■ Requirements:
Gather from the material every line that contains the string "name".
----- Information shown
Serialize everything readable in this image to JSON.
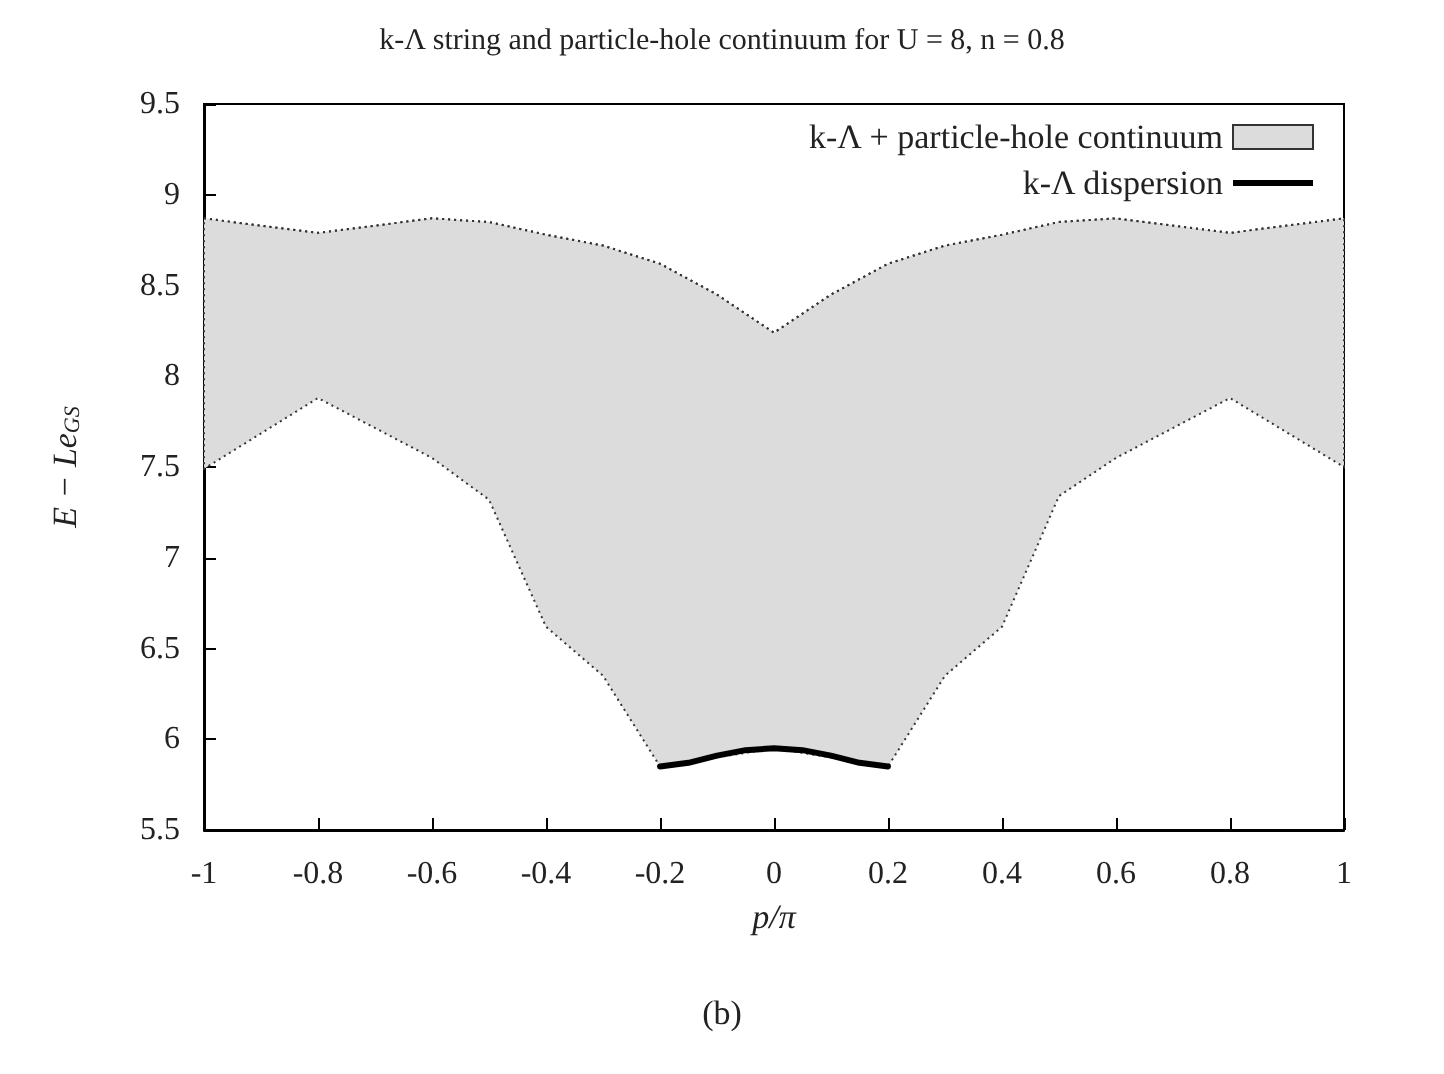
{
  "chart_data": {
    "type": "line",
    "title": "k-Λ string and particle-hole continuum for U = 8, n = 0.8",
    "xlabel": "p/π",
    "ylabel": "E − Le$_{GS}$",
    "annotations": [
      "(b)"
    ],
    "xlim": [
      -1,
      1
    ],
    "xticks": [
      -1,
      -0.8,
      -0.6,
      -0.4,
      -0.2,
      0,
      0.2,
      0.4,
      0.6,
      0.8,
      1
    ],
    "ylim": [
      5.5,
      9.5
    ],
    "yticks": [
      5.5,
      6,
      6.5,
      7,
      7.5,
      8,
      8.5,
      9,
      9.5
    ],
    "legend": "top right",
    "grid": false,
    "series": [
      {
        "name": "k-Λ + particle-hole continuum",
        "color": "#333333",
        "line_style": "dotted",
        "x": [
          -1,
          -0.8,
          -0.6,
          -0.5,
          -0.4,
          -0.3,
          -0.2,
          -0.1,
          0,
          0.1,
          0.2,
          0.3,
          0.4,
          0.5,
          0.6,
          0.8,
          1
        ],
        "values": [
          8.87,
          8.79,
          8.87,
          8.85,
          8.78,
          8.72,
          8.62,
          8.45,
          8.24,
          8.45,
          8.62,
          8.72,
          8.78,
          8.85,
          8.87,
          8.79,
          8.87
        ],
        "lower": [
          7.49,
          7.88,
          7.55,
          7.32,
          6.62,
          6.35,
          5.85,
          5.9,
          5.95,
          5.9,
          5.85,
          6.35,
          6.62,
          7.34,
          7.55,
          7.88,
          7.5
        ],
        "upper": [
          8.87,
          8.79,
          8.87,
          8.85,
          8.78,
          8.72,
          8.62,
          8.45,
          8.24,
          8.45,
          8.62,
          8.72,
          8.78,
          8.85,
          8.87,
          8.79,
          8.87
        ]
      },
      {
        "name": "k-Λ dispersion",
        "type": "line",
        "color": "#000000",
        "x": [
          -0.2,
          -0.15,
          -0.1,
          -0.05,
          0,
          0.05,
          0.1,
          0.15,
          0.2
        ],
        "values": [
          5.85,
          5.87,
          5.91,
          5.94,
          5.95,
          5.94,
          5.91,
          5.87,
          5.85
        ]
      }
    ]
  }
}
----------
■ Exercise output:
        "name": "k-Λ + particle-hole continuum",
        "name": "k-Λ dispersion",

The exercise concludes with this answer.